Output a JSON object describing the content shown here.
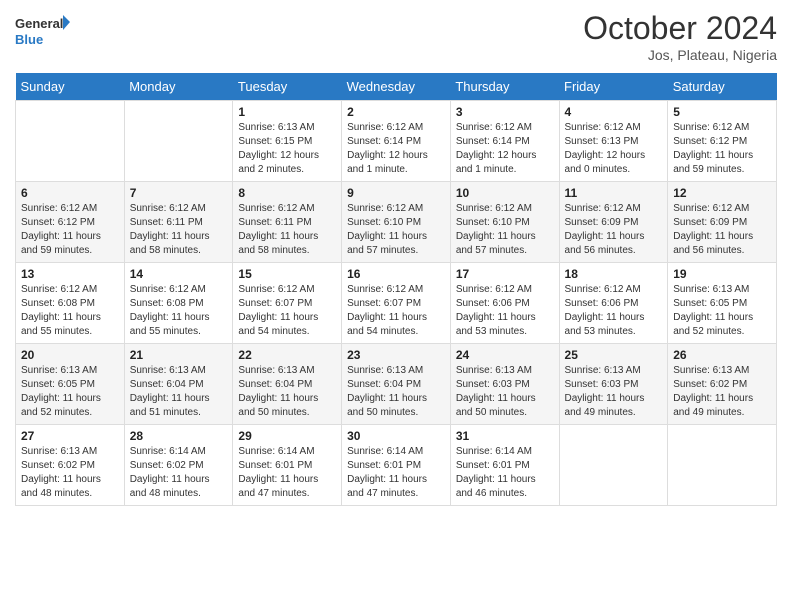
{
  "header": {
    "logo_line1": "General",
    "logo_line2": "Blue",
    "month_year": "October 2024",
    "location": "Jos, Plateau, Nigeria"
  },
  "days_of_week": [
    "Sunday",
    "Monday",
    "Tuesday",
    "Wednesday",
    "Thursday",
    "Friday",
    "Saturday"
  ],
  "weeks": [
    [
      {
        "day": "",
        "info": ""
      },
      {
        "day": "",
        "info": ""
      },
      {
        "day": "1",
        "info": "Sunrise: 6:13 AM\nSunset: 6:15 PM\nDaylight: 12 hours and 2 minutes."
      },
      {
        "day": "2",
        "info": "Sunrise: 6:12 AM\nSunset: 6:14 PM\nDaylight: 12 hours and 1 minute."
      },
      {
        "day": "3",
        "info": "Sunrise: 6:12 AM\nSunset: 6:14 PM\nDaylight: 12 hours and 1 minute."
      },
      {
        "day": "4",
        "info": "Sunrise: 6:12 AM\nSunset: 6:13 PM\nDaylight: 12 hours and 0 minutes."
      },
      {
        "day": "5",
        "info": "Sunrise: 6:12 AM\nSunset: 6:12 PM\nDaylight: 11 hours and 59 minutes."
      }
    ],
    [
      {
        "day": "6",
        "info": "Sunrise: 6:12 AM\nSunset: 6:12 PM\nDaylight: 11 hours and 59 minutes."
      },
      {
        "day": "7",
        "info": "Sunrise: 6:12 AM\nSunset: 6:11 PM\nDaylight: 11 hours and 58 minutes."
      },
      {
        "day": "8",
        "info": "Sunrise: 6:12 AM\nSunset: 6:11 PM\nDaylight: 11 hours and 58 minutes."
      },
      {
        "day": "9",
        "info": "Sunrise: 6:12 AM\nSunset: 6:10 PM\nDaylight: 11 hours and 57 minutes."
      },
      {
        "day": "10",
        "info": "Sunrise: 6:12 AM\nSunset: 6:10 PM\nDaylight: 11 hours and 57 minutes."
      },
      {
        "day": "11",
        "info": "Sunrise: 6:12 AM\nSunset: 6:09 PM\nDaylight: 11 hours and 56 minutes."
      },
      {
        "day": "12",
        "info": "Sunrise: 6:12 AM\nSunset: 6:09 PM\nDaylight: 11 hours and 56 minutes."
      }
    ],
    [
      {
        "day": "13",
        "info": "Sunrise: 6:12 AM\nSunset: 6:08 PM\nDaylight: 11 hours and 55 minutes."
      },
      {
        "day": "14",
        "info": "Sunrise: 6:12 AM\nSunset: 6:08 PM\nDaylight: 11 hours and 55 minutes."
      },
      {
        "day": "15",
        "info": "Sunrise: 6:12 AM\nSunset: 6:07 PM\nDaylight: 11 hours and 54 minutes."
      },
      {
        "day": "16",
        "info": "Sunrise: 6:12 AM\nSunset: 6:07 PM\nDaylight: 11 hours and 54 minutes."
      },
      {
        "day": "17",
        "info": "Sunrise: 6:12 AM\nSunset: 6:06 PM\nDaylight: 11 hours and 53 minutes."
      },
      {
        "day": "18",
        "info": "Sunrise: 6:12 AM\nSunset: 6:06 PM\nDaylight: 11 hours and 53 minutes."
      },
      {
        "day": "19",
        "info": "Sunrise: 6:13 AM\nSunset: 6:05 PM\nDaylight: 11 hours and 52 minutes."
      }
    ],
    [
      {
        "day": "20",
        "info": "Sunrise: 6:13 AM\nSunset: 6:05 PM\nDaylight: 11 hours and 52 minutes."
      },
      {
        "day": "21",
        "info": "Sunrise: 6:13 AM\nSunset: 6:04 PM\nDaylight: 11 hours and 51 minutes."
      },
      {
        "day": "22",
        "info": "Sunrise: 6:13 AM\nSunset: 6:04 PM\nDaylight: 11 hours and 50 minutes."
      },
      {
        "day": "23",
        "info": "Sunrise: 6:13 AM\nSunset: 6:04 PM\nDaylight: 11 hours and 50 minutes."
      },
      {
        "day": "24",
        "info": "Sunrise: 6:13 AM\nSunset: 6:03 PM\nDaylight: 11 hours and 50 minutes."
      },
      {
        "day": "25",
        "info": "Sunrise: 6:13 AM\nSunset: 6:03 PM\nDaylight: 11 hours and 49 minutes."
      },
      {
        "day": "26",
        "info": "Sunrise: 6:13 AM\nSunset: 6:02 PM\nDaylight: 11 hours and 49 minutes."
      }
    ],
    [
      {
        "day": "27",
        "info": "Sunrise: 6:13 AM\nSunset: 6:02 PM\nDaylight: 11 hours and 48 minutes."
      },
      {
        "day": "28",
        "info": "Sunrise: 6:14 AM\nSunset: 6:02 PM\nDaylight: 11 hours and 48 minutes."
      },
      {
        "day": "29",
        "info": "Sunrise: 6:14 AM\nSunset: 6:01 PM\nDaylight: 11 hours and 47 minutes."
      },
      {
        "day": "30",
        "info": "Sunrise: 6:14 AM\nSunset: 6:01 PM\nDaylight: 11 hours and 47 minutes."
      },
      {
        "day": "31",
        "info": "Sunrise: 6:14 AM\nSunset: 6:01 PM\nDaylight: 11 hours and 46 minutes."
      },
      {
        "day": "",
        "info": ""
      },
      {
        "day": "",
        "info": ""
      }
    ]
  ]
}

::::

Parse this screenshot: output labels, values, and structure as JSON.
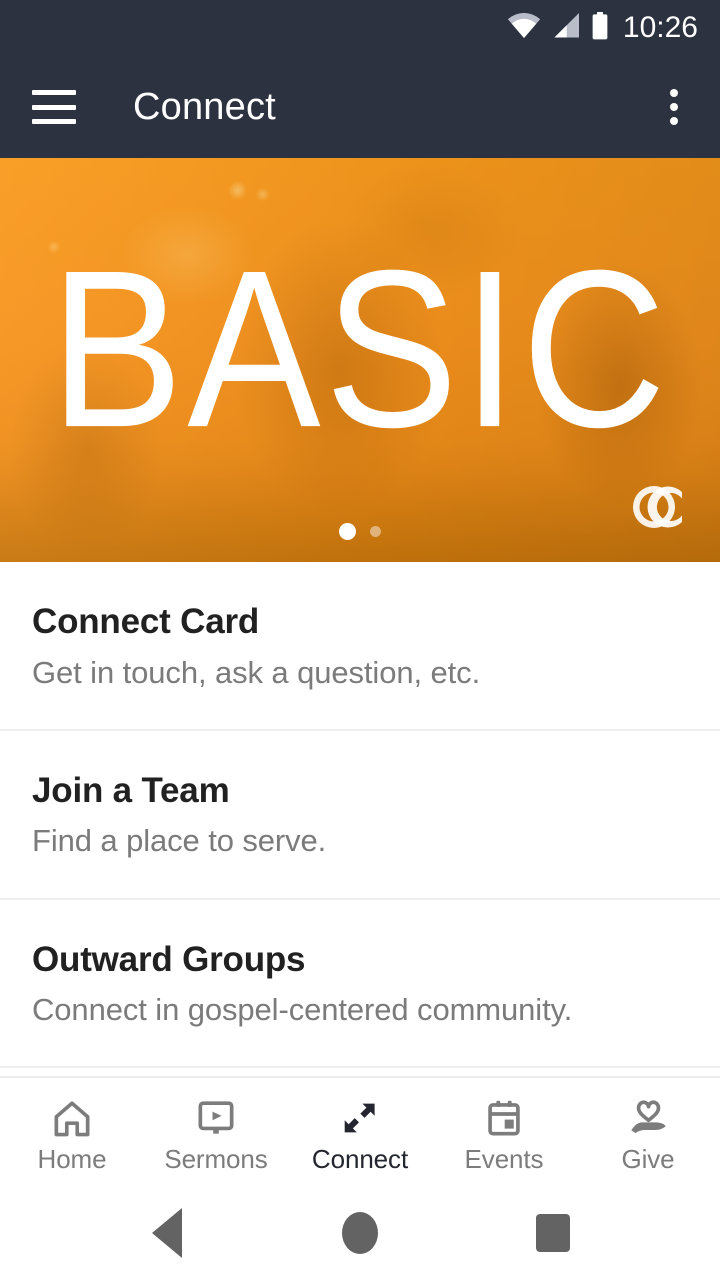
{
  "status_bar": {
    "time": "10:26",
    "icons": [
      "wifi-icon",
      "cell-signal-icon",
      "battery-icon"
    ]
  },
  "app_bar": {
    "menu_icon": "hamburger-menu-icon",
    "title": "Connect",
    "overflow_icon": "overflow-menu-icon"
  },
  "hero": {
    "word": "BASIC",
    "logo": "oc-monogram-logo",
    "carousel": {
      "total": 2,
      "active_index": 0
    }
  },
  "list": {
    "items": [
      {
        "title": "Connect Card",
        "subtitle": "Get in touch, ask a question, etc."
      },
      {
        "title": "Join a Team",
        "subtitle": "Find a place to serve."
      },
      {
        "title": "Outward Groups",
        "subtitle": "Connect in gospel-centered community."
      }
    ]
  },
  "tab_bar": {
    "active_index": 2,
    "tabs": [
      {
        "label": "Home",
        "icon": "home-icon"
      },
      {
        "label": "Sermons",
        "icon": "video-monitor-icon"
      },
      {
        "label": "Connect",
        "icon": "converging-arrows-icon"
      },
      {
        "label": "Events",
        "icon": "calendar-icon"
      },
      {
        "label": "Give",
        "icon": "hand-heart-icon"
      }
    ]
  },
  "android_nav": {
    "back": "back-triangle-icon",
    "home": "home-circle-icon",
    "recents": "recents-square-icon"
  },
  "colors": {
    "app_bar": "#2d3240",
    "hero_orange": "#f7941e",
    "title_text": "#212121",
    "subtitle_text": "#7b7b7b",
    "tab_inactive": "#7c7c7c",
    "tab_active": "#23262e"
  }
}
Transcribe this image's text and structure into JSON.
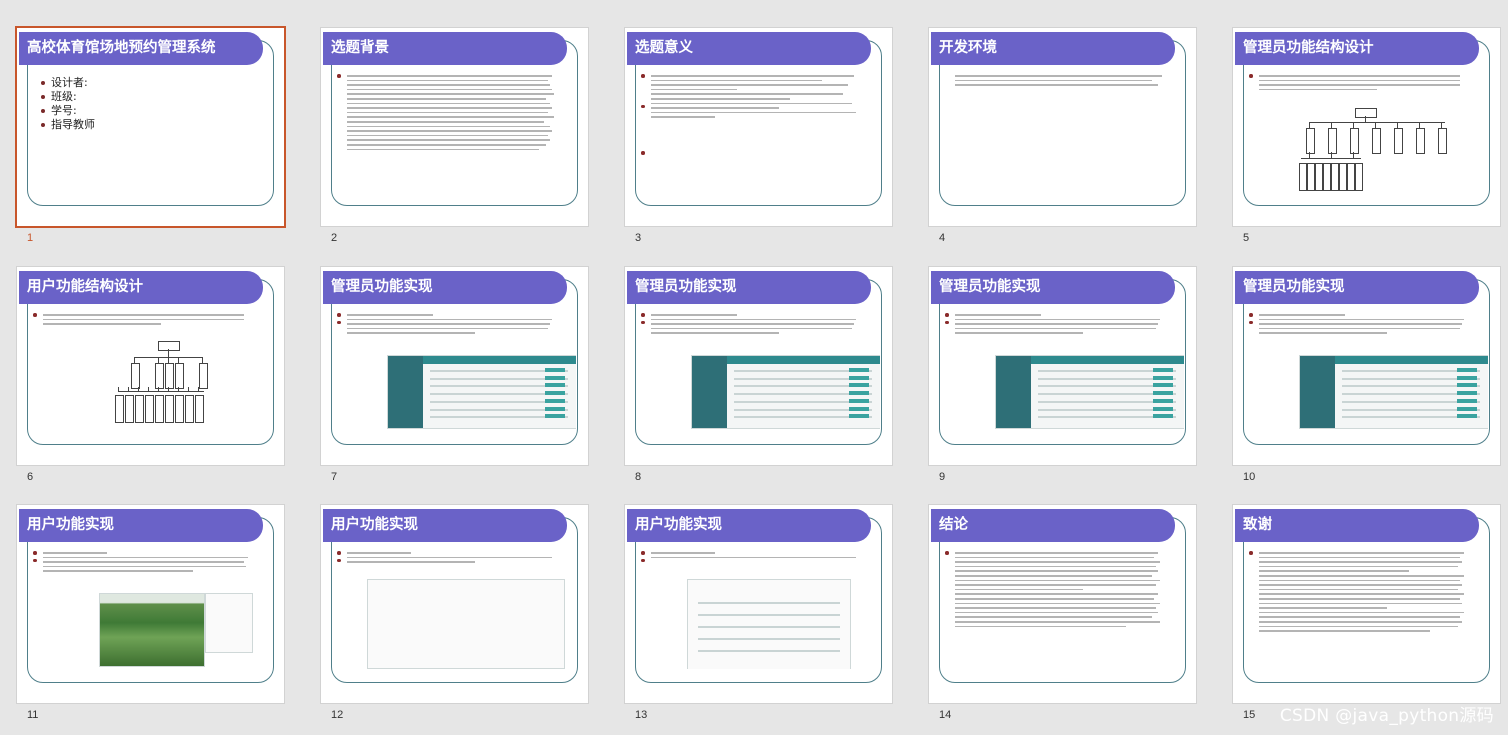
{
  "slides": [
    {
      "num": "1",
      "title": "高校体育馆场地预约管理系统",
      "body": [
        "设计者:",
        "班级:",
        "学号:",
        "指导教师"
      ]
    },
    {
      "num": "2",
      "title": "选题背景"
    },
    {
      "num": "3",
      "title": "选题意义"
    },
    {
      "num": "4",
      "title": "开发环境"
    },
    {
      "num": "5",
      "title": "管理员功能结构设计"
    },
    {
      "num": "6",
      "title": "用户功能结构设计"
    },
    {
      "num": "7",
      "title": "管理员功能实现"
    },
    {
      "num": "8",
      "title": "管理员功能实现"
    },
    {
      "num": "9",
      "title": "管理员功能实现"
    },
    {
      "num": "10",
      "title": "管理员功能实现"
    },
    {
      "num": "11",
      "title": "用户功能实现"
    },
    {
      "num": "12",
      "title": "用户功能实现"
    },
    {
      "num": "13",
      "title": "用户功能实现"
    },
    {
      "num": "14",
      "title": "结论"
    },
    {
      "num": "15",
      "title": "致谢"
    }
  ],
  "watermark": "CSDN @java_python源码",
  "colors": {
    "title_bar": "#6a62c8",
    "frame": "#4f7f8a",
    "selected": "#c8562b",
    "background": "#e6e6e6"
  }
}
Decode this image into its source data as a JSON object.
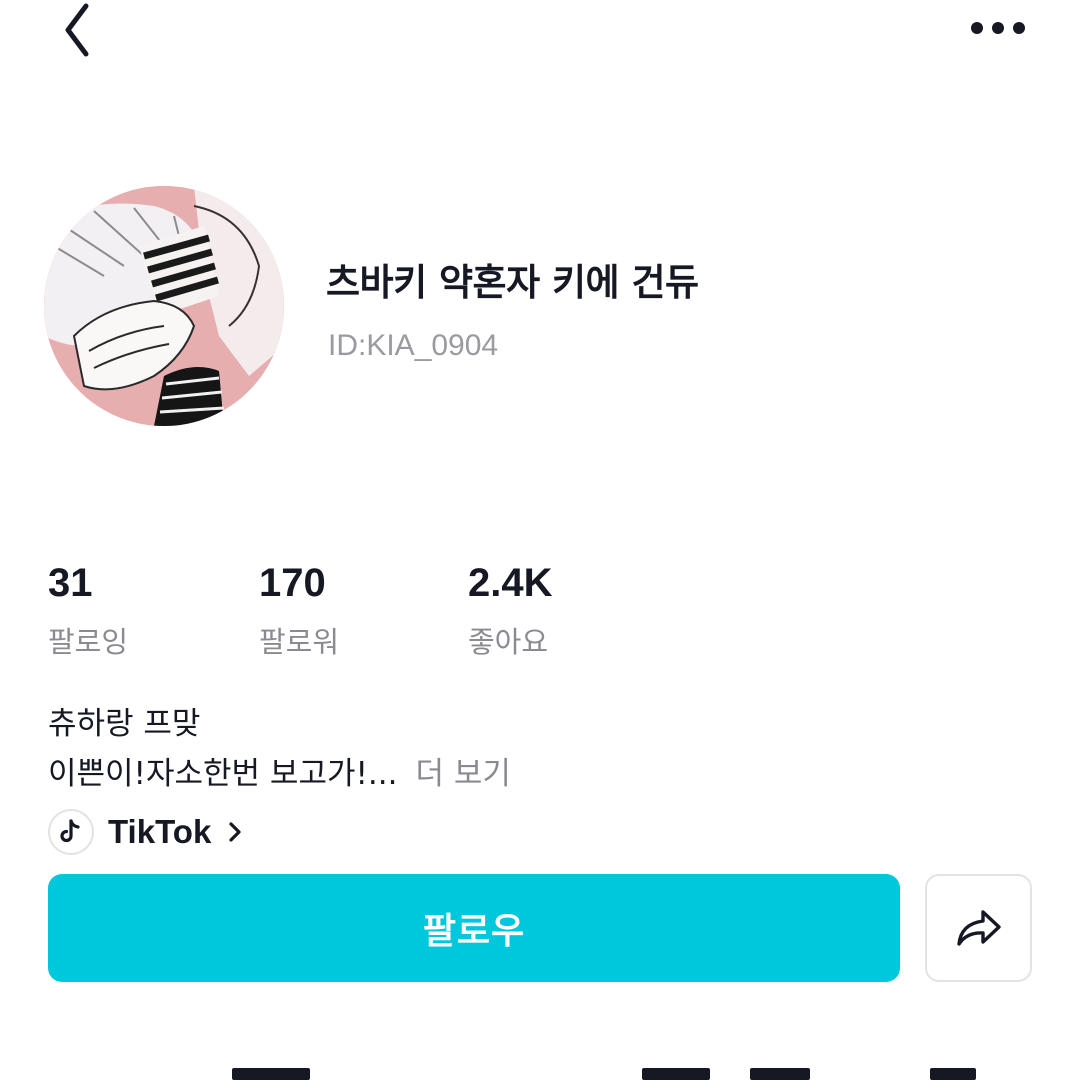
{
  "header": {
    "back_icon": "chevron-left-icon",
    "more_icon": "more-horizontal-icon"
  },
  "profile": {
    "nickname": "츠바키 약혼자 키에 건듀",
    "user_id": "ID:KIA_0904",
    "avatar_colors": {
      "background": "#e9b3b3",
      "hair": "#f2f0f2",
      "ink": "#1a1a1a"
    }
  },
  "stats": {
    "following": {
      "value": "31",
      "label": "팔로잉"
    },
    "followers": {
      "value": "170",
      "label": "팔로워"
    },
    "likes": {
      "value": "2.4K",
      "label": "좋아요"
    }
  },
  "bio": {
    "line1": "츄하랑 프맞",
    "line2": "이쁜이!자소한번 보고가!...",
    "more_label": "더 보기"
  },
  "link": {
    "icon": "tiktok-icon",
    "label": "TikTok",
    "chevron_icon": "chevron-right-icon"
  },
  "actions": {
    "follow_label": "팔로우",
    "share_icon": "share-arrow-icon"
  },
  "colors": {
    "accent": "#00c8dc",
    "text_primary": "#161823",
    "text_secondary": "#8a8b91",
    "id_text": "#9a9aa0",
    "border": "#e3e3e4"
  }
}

::::

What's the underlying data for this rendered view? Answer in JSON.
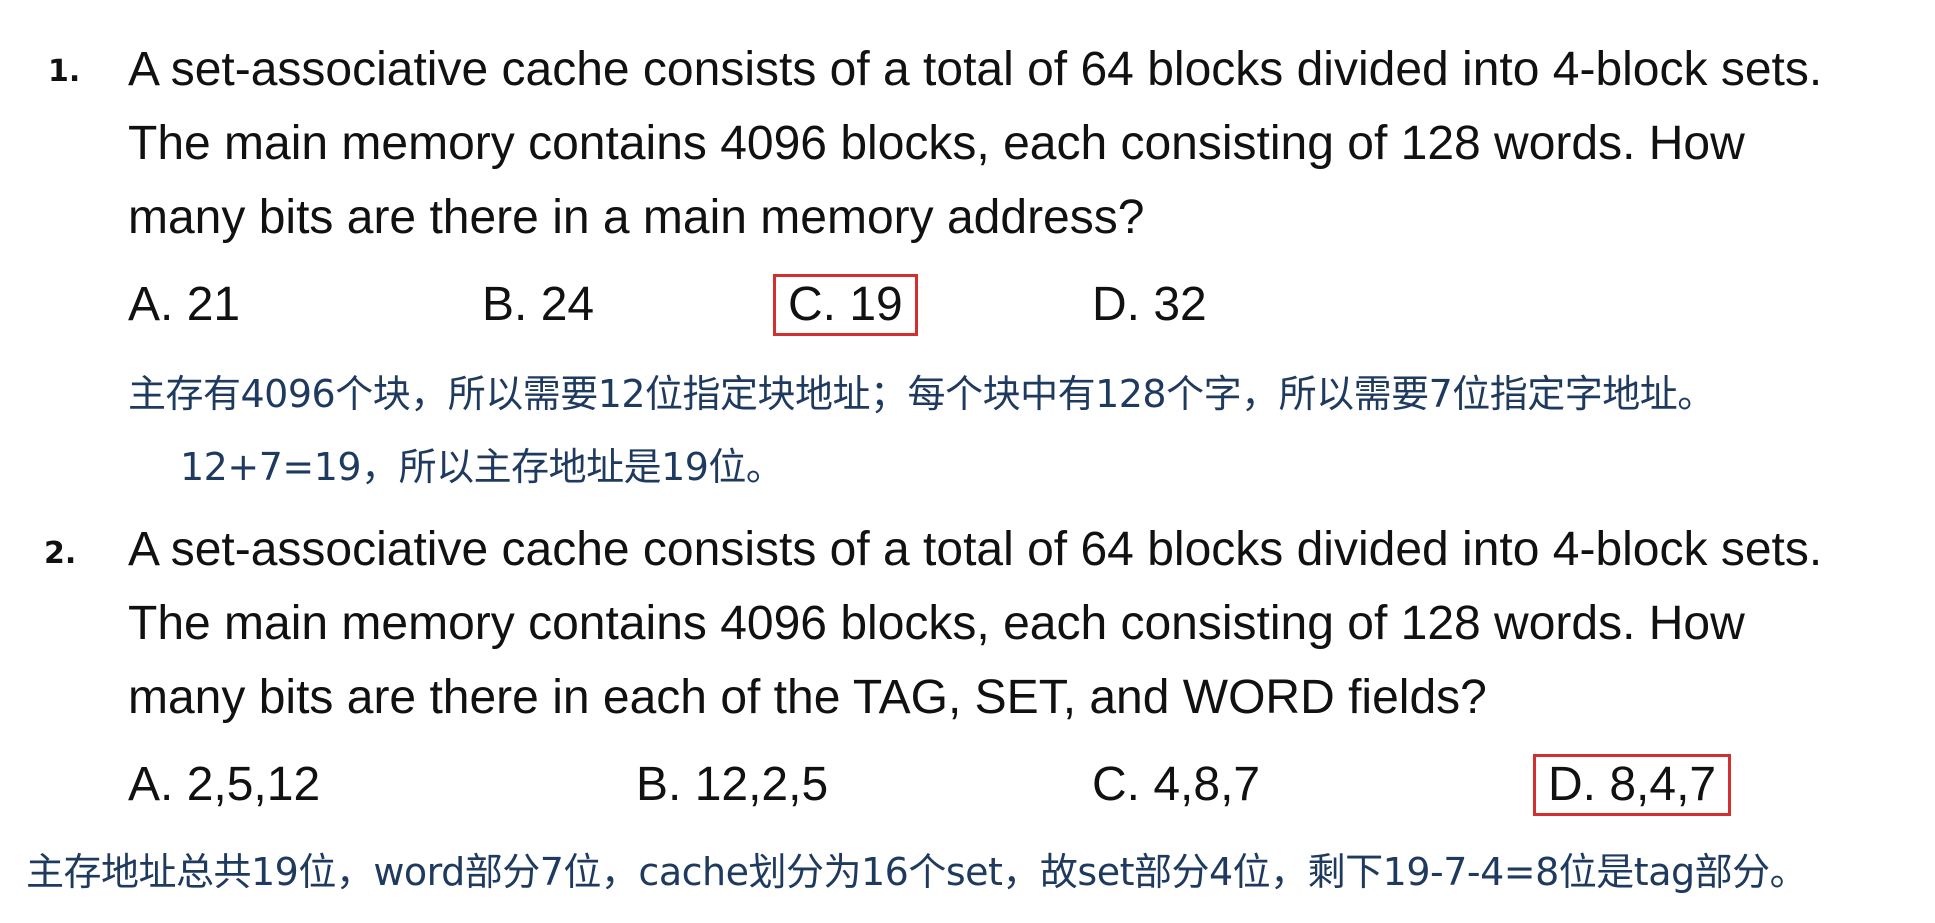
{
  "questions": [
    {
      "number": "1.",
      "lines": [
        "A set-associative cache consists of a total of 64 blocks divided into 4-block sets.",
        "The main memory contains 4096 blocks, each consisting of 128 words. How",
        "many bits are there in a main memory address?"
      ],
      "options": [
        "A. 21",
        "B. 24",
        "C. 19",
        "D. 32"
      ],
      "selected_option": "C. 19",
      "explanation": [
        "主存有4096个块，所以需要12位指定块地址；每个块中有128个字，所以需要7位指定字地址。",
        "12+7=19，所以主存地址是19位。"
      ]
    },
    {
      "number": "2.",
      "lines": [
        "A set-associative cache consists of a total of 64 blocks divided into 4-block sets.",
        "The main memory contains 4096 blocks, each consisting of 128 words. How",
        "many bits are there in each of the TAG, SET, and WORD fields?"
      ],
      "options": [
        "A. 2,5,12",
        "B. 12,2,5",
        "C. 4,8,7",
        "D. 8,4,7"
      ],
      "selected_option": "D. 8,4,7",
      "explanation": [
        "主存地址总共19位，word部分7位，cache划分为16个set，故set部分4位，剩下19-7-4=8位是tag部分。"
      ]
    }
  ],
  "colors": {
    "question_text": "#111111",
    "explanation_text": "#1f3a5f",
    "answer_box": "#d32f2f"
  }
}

::::

WRITTEN TASK:
Extract every line containing the string "this" from the data above.

FULL SOLUTION:
Parse this screenshot: output labels, values, and structure as JSON.
Transcribe this image's text and structure into JSON.
Decode this image into its source data as a JSON object.
What's the underlying data for this rendered view? Answer in JSON.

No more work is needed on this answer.